Written task: Collect all the lines that mention the word "name".

(Structured figure records)
Begin

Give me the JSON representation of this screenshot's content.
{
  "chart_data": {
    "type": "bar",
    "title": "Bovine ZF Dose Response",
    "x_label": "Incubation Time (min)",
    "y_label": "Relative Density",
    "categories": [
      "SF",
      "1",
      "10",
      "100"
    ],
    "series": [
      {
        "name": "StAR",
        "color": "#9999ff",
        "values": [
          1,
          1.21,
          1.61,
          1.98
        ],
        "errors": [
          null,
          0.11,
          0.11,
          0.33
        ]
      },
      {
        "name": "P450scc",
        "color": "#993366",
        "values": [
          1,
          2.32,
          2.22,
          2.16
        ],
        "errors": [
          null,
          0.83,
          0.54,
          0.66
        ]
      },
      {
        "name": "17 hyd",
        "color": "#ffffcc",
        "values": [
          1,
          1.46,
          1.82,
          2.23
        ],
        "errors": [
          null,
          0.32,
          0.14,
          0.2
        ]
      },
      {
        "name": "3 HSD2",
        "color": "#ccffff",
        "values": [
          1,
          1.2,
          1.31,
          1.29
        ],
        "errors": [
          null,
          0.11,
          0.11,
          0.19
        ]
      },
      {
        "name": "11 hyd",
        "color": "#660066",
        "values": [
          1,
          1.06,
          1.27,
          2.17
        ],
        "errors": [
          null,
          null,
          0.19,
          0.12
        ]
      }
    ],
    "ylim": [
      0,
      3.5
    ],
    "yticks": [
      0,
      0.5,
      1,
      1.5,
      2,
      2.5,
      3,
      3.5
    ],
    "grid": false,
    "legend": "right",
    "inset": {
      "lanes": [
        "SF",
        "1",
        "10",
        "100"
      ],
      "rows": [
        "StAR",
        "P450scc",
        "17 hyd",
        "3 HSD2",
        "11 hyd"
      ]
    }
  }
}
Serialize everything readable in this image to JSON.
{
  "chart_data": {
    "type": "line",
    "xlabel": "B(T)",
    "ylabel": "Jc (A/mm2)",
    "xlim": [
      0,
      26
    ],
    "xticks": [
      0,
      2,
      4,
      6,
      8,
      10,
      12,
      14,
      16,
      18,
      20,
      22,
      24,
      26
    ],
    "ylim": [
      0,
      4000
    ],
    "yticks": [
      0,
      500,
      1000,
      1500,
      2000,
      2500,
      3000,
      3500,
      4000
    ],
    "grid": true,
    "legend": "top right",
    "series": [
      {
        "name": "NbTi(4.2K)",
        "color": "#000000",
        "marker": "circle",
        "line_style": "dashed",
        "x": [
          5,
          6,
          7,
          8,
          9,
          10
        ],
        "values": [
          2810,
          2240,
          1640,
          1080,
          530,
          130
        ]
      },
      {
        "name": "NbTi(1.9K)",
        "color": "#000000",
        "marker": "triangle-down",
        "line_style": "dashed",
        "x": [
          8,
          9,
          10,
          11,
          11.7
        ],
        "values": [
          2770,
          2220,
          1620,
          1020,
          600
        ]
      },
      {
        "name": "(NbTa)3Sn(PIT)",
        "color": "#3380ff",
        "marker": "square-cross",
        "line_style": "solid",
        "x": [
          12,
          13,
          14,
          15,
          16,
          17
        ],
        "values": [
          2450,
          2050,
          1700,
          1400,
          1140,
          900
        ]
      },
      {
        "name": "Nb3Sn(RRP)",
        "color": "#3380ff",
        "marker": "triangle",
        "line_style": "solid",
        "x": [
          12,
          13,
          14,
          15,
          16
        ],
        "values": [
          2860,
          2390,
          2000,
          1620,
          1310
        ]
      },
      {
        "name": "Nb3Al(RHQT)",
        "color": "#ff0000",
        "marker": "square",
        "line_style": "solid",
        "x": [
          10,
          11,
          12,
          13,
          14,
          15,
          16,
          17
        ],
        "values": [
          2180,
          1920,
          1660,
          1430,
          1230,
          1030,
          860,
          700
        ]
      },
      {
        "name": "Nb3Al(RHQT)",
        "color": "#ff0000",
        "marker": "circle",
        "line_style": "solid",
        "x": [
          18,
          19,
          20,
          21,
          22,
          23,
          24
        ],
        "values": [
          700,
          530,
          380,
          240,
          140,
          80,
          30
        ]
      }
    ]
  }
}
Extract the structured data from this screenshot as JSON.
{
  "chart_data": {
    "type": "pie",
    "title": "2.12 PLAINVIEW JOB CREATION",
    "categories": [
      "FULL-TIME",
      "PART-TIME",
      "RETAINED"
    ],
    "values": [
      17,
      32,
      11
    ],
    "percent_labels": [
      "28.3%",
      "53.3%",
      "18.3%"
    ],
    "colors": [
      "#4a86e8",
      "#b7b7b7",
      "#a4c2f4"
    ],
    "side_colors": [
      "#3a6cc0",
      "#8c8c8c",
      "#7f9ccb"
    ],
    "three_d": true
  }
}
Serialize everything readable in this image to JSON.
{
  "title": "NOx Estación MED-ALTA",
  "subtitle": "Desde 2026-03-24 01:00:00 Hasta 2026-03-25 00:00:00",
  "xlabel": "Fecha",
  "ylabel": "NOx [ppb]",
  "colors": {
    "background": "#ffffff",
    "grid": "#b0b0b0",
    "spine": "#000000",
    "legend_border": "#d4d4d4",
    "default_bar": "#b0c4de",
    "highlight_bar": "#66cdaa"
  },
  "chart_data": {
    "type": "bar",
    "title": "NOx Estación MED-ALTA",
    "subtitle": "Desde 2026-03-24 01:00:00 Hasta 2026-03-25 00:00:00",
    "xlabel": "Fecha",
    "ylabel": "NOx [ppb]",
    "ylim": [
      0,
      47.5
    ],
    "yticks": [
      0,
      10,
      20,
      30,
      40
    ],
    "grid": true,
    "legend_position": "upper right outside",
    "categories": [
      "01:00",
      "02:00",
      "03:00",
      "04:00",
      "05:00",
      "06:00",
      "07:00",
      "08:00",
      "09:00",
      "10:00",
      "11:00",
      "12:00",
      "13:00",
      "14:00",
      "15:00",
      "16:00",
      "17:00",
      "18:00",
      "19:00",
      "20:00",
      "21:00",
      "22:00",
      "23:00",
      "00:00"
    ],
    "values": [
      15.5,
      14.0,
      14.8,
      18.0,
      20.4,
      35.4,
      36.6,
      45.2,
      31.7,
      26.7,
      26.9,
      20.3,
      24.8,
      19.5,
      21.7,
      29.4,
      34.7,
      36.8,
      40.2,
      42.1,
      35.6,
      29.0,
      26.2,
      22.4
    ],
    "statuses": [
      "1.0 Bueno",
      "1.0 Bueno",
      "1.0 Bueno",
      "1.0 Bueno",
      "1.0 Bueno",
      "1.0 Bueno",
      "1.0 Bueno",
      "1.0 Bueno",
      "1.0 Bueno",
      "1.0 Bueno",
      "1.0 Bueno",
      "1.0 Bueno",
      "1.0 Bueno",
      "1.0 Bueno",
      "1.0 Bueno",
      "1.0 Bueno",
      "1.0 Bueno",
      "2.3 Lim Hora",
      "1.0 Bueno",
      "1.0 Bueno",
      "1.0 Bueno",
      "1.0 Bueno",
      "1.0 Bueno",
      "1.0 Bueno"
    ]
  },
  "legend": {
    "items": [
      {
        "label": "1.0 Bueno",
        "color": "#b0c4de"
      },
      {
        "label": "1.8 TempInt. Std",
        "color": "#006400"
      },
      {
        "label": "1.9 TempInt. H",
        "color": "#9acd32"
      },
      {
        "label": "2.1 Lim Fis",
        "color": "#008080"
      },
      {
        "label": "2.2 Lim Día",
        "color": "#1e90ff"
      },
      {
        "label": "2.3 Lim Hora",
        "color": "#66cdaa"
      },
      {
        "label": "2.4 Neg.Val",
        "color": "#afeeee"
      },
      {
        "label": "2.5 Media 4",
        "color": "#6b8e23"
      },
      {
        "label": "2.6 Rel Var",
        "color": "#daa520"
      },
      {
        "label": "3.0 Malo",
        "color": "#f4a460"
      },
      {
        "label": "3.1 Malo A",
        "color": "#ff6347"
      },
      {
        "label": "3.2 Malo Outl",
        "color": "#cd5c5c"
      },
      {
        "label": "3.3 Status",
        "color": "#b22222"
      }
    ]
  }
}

End

Solution for this exercise:
        "name": "StAR",
        "name": "P450scc",
        "name": "17 hyd",
        "name": "3 HSD2",
        "name": "11 hyd",
        "name": "NbTi(4.2K)",
        "name": "NbTi(1.9K)",
        "name": "(NbTa)3Sn(PIT)",
        "name": "Nb3Sn(RRP)",
        "name": "Nb3Al(RHQT)",
        "name": "Nb3Al(RHQT)",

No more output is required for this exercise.